====== ENTRIES PROVIDED ======
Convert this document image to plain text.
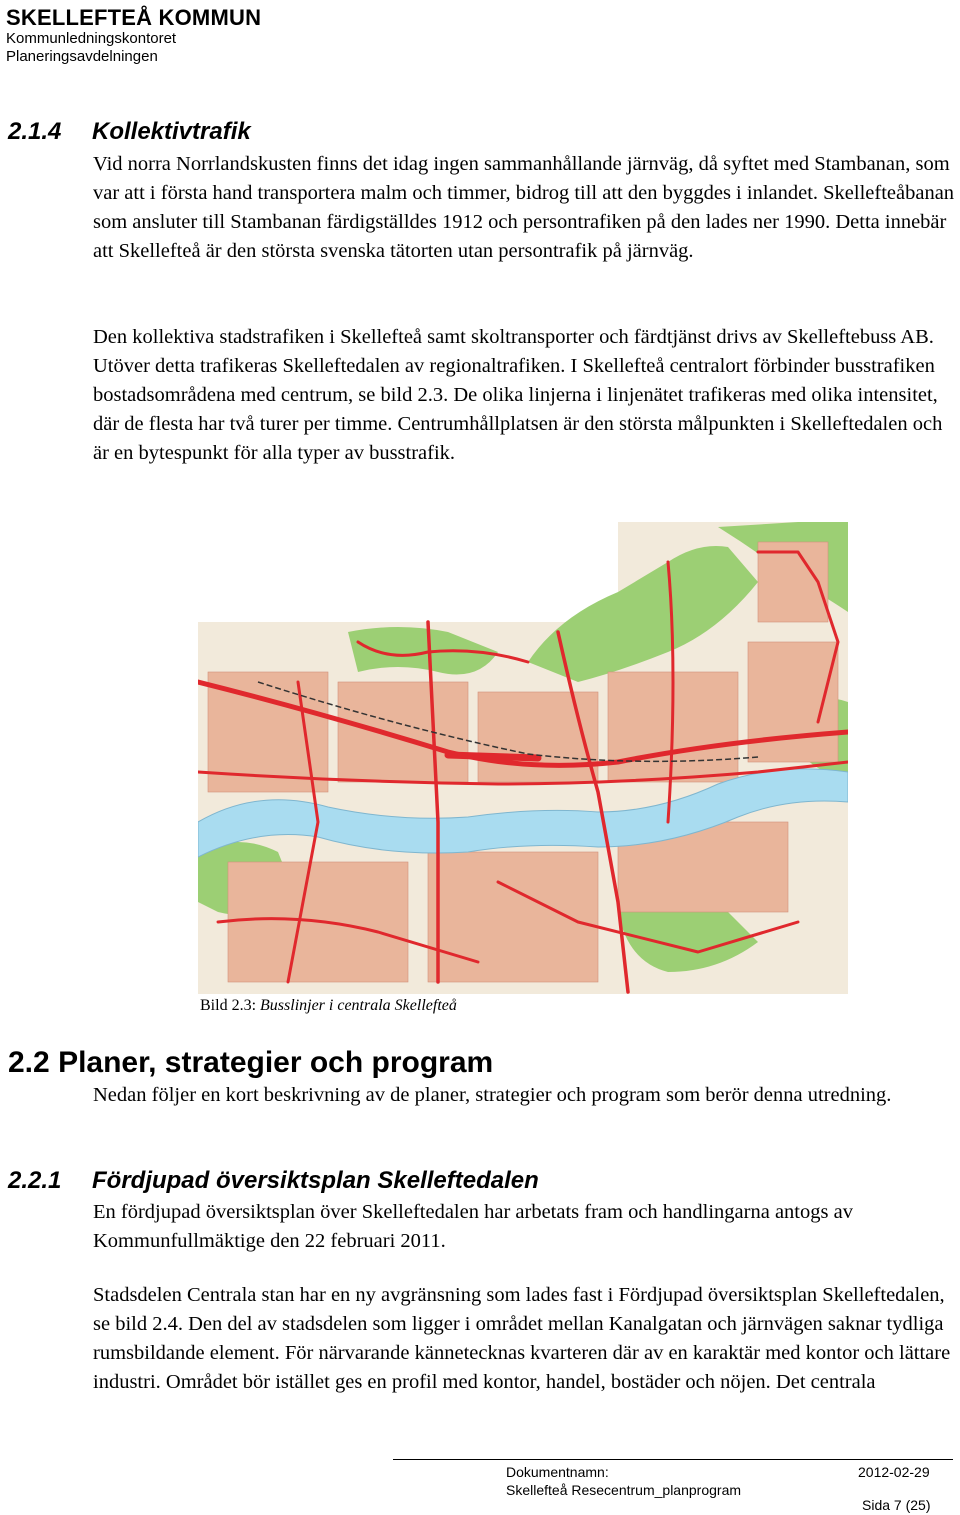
SKELLEFTEÅ KOMMUN
Kommunledningskontoret
Planeringsavdelningen
2.1.4 Kollektivtrafik

Vid norra Norrlandskusten finns det idag ingen sammanhållande järnväg, då syftet med Stambanan, som var att i första hand transportera malm och timmer, bidrog till att den byggdes i inlandet. Skellefteåbanan som ansluter till Stambanan färdigställdes 1912 och persontrafiken på den lades ner 1990. Detta innebär att Skellefteå är den största svenska tätorten utan persontrafik på järnväg.

Den kollektiva stadstrafiken i Skellefteå samt skoltransporter och färdtjänst drivs av Skelleftebuss AB. Utöver detta trafikeras Skelleftedalen av regionaltrafiken. I Skellefteå centralort förbinder busstrafiken bostadsområdena med centrum, se bild 2.3. De olika linjerna i linjenätet trafikeras med olika intensitet, där de flesta har två turer per timme. Centrumhållplatsen är den största målpunkten i Skelleftedalen och är en bytespunkt för alla typer av busstrafik.

Bild 2.3: Busslinjer i centrala Skellefteå
2.2 Planer, strategier och program

Nedan följer en kort beskrivning av de planer, strategier och program som berör denna utredning.

2.2.1 Fördjupad översiktsplan Skelleftedalen

En fördjupad översiktsplan över Skelleftedalen har arbetats fram och handlingarna antogs av Kommunfullmäktige den 22 februari 2011.

Stadsdelen Centrala stan har en ny avgränsning som lades fast i Fördjupad översiktsplan Skelleftedalen, se bild 2.4. Den del av stadsdelen som ligger i området mellan Kanalgatan och järnvägen saknar tydliga rumsbildande element. För närvarande kännetecknas kvarteren där av en karaktär med kontor och lättare industri. Området bör istället ges en profil med kontor, handel, bostäder och nöjen. Det centrala

Dokumentnamn:
Skellefteå Resecentrum_planprogram
2012-02-29
Sida 7 (25)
======
Copy out all the entries exactly. Images stay out of the copy.

## THE ANSWER:
Convert this document image to plain text.
SKELLEFTEÅ KOMMUN
Kommunledningskontoret
Planeringsavdelningen
2.1.4 Kollektivtrafik

Vid norra Norrlandskusten finns det idag ingen sammanhållande järnväg, då syftet med Stambanan, som var att i första hand transportera malm och timmer, bidrog till att den byggdes i inlandet. Skellefteåbanan som ansluter till Stambanan färdigställdes 1912 och persontrafiken på den lades ner 1990. Detta innebär att Skellefteå är den största svenska tätorten utan persontrafik på järnväg.

Den kollektiva stadstrafiken i Skellefteå samt skoltransporter och färdtjänst drivs av Skelleftebuss AB. Utöver detta trafikeras Skelleftedalen av regionaltrafiken. I Skellefteå centralort förbinder busstrafiken bostadsområdena med centrum, se bild 2.3. De olika linjerna i linjenätet trafikeras med olika intensitet, där de flesta har två turer per timme. Centrumhållplatsen är den största målpunkten i Skelleftedalen och är en bytespunkt för alla typer av busstrafik.

Bild 2.3: Busslinjer i centrala Skellefteå
2.2 Planer, strategier och program

Nedan följer en kort beskrivning av de planer, strategier och program som berör denna utredning.

2.2.1 Fördjupad översiktsplan Skelleftedalen

En fördjupad översiktsplan över Skelleftedalen har arbetats fram och handlingarna antogs av Kommunfullmäktige den 22 februari 2011.

Stadsdelen Centrala stan har en ny avgränsning som lades fast i Fördjupad översiktsplan Skelleftedalen, se bild 2.4. Den del av stadsdelen som ligger i området mellan Kanalgatan och järnvägen saknar tydliga rumsbildande element. För närvarande kännetecknas kvarteren där av en karaktär med kontor och lättare industri. Området bör istället ges en profil med kontor, handel, bostäder och nöjen. Det centrala

Dokumentnamn:
Skellefteå Resecentrum_planprogram
2012-02-29
Sida 7 (25)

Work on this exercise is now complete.